§ **Exercise instructions**
Copy each line holding the string "Powell".

§ **Available records**
= = = = =
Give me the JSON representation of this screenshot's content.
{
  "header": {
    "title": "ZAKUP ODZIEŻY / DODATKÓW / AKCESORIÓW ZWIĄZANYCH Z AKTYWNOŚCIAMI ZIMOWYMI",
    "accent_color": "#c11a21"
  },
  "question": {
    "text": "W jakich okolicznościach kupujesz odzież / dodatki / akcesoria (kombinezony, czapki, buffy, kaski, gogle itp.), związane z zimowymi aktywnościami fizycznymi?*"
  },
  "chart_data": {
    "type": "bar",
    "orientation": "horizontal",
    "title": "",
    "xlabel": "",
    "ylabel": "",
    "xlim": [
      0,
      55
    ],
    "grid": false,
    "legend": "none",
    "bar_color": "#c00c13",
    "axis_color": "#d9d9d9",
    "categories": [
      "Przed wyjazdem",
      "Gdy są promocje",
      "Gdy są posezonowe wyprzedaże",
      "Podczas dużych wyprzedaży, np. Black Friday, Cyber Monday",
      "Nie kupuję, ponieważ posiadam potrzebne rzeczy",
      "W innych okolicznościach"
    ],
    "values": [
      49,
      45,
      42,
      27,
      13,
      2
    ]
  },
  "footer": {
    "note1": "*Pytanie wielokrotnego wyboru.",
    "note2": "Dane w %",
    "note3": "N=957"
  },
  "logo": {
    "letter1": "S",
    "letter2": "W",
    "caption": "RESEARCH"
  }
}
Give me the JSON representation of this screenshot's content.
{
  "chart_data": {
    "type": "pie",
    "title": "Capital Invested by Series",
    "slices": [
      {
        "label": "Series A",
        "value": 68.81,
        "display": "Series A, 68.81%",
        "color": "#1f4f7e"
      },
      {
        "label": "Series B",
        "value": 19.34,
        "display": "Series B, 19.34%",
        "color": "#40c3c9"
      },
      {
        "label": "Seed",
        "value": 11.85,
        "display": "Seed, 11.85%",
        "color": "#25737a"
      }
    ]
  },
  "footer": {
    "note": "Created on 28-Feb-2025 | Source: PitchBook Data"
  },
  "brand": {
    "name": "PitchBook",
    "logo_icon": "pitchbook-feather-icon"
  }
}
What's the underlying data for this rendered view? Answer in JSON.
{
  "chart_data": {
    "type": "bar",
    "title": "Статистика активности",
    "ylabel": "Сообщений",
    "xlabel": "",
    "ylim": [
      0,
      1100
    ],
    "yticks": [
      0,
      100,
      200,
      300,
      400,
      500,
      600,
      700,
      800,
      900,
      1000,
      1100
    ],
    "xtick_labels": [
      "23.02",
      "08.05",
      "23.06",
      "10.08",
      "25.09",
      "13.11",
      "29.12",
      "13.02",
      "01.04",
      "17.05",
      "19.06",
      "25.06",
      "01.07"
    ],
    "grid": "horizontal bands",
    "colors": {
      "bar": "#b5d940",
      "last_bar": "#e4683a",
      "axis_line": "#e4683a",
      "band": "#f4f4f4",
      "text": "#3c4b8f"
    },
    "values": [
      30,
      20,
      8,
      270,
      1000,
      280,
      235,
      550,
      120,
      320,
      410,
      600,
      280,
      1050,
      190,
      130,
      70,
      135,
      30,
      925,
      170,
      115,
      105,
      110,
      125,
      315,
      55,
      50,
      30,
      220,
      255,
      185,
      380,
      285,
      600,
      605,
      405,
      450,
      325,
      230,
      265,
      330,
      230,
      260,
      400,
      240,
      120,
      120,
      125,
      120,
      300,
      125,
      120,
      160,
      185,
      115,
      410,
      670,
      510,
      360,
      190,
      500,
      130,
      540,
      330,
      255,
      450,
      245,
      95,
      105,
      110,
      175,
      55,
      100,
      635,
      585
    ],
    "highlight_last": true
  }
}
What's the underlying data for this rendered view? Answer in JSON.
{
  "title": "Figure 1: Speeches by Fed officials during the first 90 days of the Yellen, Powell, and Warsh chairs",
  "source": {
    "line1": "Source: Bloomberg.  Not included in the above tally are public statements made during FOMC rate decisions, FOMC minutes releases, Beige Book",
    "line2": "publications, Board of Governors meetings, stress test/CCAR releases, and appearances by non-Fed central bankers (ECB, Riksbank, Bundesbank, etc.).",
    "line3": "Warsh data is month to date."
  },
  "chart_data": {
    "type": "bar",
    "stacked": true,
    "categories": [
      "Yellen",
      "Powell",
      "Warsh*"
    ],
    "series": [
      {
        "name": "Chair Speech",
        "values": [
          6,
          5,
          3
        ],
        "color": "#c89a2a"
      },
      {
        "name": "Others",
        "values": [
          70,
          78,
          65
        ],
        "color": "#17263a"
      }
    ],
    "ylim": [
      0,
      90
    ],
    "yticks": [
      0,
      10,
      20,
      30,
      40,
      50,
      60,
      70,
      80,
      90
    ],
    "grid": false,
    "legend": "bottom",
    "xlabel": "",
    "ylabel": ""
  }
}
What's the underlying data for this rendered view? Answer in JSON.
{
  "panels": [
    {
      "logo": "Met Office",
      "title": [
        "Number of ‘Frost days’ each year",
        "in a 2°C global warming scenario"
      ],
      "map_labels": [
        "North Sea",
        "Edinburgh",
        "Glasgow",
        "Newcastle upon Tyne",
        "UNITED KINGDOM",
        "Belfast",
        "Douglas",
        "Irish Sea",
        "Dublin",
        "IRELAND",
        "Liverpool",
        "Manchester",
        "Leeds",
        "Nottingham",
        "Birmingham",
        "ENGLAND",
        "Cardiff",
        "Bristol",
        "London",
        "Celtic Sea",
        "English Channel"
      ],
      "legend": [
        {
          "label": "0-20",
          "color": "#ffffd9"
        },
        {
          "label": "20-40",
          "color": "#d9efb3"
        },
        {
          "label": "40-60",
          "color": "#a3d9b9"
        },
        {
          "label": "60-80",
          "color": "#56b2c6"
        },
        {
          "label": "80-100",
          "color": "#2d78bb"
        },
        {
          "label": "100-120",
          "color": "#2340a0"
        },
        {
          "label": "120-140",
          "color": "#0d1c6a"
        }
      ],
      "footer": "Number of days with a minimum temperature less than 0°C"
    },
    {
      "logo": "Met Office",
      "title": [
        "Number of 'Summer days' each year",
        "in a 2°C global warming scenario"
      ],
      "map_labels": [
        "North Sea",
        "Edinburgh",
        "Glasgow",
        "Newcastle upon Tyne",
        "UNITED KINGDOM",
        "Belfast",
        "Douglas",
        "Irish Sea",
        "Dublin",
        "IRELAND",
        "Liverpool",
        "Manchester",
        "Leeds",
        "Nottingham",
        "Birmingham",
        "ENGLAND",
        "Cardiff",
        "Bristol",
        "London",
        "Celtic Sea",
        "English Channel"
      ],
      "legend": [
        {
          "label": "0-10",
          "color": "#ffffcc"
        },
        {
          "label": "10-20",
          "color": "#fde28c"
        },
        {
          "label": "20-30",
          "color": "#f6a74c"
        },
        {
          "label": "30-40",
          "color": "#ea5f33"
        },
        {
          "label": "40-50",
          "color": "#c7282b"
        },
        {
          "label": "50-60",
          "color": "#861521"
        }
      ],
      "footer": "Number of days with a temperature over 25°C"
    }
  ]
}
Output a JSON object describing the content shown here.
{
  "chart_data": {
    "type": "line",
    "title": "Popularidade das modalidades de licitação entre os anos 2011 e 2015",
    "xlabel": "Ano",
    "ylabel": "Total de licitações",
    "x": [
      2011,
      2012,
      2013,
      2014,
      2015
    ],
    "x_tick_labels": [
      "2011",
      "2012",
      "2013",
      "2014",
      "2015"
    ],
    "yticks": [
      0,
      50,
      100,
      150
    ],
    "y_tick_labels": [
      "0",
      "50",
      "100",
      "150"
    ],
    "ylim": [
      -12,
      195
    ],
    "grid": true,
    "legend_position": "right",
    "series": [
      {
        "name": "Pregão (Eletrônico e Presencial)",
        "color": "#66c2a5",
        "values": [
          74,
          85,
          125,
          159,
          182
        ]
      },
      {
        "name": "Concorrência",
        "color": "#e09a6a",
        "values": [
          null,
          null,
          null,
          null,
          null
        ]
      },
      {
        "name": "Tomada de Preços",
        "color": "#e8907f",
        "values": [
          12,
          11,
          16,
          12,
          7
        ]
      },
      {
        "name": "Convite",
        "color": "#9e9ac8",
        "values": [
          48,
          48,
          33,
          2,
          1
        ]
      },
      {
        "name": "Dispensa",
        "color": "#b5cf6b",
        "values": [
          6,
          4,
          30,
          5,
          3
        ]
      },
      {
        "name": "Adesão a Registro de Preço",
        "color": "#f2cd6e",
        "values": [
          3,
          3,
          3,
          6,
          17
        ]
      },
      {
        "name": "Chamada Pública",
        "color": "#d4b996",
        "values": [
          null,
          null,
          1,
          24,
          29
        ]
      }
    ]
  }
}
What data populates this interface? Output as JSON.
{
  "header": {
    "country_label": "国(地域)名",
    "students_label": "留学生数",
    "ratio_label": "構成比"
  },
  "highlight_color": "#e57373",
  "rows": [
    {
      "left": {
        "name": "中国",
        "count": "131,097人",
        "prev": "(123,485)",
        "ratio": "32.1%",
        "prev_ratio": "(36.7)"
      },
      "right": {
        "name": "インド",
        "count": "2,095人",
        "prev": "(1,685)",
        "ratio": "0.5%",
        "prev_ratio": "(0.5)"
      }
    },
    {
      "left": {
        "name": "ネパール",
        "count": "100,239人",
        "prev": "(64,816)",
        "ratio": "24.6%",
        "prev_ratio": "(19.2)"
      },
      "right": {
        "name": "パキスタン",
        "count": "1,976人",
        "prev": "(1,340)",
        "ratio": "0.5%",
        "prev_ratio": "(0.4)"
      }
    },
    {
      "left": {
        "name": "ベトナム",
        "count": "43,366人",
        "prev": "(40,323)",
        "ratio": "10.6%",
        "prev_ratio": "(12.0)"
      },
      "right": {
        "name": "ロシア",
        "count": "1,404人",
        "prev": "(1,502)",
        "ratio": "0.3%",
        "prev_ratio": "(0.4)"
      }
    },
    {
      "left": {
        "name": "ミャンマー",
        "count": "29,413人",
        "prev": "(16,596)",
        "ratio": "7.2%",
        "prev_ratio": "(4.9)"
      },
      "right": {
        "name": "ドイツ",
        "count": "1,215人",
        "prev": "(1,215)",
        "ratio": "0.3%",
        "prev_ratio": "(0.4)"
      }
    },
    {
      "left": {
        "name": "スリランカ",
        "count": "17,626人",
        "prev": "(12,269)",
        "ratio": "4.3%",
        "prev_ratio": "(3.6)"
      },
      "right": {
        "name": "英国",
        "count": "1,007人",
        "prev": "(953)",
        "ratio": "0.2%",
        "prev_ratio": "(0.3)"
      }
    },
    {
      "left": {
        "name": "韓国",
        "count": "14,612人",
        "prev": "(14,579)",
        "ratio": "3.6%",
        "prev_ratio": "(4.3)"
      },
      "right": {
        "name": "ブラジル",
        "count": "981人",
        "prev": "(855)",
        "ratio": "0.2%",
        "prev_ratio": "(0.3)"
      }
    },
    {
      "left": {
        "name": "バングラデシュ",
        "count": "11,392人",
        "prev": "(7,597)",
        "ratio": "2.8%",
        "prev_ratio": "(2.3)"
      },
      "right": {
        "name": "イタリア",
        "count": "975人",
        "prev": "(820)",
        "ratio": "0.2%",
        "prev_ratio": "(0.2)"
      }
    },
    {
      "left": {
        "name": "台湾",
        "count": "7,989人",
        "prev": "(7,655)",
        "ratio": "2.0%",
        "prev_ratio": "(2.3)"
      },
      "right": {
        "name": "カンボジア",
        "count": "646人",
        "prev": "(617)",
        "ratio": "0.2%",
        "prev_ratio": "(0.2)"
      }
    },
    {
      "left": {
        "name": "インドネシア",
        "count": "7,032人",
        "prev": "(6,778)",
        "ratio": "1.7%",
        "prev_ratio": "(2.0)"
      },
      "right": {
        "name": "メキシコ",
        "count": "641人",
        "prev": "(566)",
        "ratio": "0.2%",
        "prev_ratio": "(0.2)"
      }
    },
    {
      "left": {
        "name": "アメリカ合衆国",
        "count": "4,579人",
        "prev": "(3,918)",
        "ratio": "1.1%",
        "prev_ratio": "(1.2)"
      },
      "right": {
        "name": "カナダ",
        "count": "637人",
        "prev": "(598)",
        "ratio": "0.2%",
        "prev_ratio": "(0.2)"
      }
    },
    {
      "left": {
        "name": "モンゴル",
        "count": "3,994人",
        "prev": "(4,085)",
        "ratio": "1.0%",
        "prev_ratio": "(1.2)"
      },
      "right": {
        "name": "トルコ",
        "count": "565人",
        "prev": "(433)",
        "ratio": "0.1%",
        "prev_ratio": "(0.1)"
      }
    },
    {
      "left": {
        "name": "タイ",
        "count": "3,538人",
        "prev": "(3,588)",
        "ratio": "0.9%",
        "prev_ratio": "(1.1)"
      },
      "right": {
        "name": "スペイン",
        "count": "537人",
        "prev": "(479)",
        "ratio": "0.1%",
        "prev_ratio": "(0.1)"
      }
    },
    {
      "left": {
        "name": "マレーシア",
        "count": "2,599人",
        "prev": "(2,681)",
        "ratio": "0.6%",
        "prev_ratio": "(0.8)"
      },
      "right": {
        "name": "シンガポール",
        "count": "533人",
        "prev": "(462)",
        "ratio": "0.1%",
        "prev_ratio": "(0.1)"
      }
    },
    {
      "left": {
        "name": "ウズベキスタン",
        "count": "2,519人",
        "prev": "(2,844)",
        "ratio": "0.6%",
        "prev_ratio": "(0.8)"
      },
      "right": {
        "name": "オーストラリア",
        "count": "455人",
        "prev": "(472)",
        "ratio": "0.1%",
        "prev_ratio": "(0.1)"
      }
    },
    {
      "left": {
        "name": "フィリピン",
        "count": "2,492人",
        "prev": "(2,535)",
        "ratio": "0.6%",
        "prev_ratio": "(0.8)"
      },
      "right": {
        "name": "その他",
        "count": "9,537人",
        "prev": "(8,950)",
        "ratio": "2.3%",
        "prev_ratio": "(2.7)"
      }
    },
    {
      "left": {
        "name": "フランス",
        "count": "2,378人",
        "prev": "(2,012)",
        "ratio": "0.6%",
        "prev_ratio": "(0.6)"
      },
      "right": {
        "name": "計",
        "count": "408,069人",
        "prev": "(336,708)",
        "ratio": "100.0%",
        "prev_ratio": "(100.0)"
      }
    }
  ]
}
= = = = =
§ **Written solution**
  "title": "Figure 1: Speeches by Fed officials during the first 90 days of the Yellen, Powell, and Warsh chairs",
      "Powell",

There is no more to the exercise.